▶ **TASK DETAILS**: Copy out the complete listing, word for word.

▶ **DATA PROVIDED**:
::::::::::

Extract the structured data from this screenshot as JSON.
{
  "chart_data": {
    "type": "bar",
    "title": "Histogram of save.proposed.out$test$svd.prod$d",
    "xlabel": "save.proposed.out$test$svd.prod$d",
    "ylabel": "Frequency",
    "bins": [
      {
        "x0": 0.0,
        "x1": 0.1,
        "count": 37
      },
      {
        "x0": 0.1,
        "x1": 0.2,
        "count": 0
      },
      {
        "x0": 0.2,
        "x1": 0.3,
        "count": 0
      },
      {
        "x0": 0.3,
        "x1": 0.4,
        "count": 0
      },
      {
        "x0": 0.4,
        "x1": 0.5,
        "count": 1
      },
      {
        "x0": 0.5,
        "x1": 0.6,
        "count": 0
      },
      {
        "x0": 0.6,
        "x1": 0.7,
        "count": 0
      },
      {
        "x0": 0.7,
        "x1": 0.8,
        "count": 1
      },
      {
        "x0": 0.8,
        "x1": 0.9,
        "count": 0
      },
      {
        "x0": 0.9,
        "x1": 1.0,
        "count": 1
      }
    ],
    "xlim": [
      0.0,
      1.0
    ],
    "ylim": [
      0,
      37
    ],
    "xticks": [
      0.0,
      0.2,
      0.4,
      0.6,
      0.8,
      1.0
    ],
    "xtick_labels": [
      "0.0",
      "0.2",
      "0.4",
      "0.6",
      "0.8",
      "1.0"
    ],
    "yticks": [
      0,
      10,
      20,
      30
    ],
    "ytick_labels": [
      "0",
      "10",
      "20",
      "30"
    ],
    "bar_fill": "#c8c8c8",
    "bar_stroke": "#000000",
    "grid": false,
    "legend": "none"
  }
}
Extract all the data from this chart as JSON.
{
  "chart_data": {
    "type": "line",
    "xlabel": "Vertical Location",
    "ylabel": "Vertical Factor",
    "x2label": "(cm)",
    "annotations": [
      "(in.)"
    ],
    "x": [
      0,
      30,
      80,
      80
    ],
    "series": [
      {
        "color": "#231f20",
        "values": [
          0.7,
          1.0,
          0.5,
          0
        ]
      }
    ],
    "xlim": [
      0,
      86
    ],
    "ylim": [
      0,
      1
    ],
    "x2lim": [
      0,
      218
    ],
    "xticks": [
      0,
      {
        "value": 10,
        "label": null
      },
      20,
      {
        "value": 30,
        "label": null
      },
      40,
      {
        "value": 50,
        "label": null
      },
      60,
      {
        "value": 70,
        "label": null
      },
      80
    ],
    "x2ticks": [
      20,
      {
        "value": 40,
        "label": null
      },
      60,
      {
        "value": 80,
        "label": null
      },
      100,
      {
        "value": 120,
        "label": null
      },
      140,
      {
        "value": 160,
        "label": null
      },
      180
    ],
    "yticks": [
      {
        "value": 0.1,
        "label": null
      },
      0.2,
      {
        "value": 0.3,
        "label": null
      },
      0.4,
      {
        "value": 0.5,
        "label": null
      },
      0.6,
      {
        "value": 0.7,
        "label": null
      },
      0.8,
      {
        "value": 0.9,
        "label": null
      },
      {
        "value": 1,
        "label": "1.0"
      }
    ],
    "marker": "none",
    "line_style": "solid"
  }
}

::::::::::

▶ **RESULT OF THIS EXERCISE**:
Extract the structured data from this screenshot as JSON.
{
  "chart_data": {
    "type": "bar",
    "title": "Histogram of save.proposed.out$test$svd.prod$d",
    "xlabel": "save.proposed.out$test$svd.prod$d",
    "ylabel": "Frequency",
    "bins": [
      {
        "x0": 0.0,
        "x1": 0.1,
        "count": 37
      },
      {
        "x0": 0.1,
        "x1": 0.2,
        "count": 0
      },
      {
        "x0": 0.2,
        "x1": 0.3,
        "count": 0
      },
      {
        "x0": 0.3,
        "x1": 0.4,
        "count": 0
      },
      {
        "x0": 0.4,
        "x1": 0.5,
        "count": 1
      },
      {
        "x0": 0.5,
        "x1": 0.6,
        "count": 0
      },
      {
        "x0": 0.6,
        "x1": 0.7,
        "count": 0
      },
      {
        "x0": 0.7,
        "x1": 0.8,
        "count": 1
      },
      {
        "x0": 0.8,
        "x1": 0.9,
        "count": 0
      },
      {
        "x0": 0.9,
        "x1": 1.0,
        "count": 1
      }
    ],
    "xlim": [
      0.0,
      1.0
    ],
    "ylim": [
      0,
      37
    ],
    "xticks": [
      0.0,
      0.2,
      0.4,
      0.6,
      0.8,
      1.0
    ],
    "xtick_labels": [
      "0.0",
      "0.2",
      "0.4",
      "0.6",
      "0.8",
      "1.0"
    ],
    "yticks": [
      0,
      10,
      20,
      30
    ],
    "ytick_labels": [
      "0",
      "10",
      "20",
      "30"
    ],
    "bar_fill": "#c8c8c8",
    "bar_stroke": "#000000",
    "grid": false,
    "legend": "none"
  }
}
Extract all the data from this chart as JSON.
{
  "chart_data": {
    "type": "line",
    "xlabel": "Vertical Location",
    "ylabel": "Vertical Factor",
    "x2label": "(cm)",
    "annotations": [
      "(in.)"
    ],
    "x": [
      0,
      30,
      80,
      80
    ],
    "series": [
      {
        "color": "#231f20",
        "values": [
          0.7,
          1.0,
          0.5,
          0
        ]
      }
    ],
    "xlim": [
      0,
      86
    ],
    "ylim": [
      0,
      1
    ],
    "x2lim": [
      0,
      218
    ],
    "xticks": [
      0,
      {
        "value": 10,
        "label": null
      },
      20,
      {
        "value": 30,
        "label": null
      },
      40,
      {
        "value": 50,
        "label": null
      },
      60,
      {
        "value": 70,
        "label": null
      },
      80
    ],
    "x2ticks": [
      20,
      {
        "value": 40,
        "label": null
      },
      60,
      {
        "value": 80,
        "label": null
      },
      100,
      {
        "value": 120,
        "label": null
      },
      140,
      {
        "value": 160,
        "label": null
      },
      180
    ],
    "yticks": [
      {
        "value": 0.1,
        "label": null
      },
      0.2,
      {
        "value": 0.3,
        "label": null
      },
      0.4,
      {
        "value": 0.5,
        "label": null
      },
      0.6,
      {
        "value": 0.7,
        "label": null
      },
      0.8,
      {
        "value": 0.9,
        "label": null
      },
      {
        "value": 1,
        "label": "1.0"
      }
    ],
    "marker": "none",
    "line_style": "solid"
  }
}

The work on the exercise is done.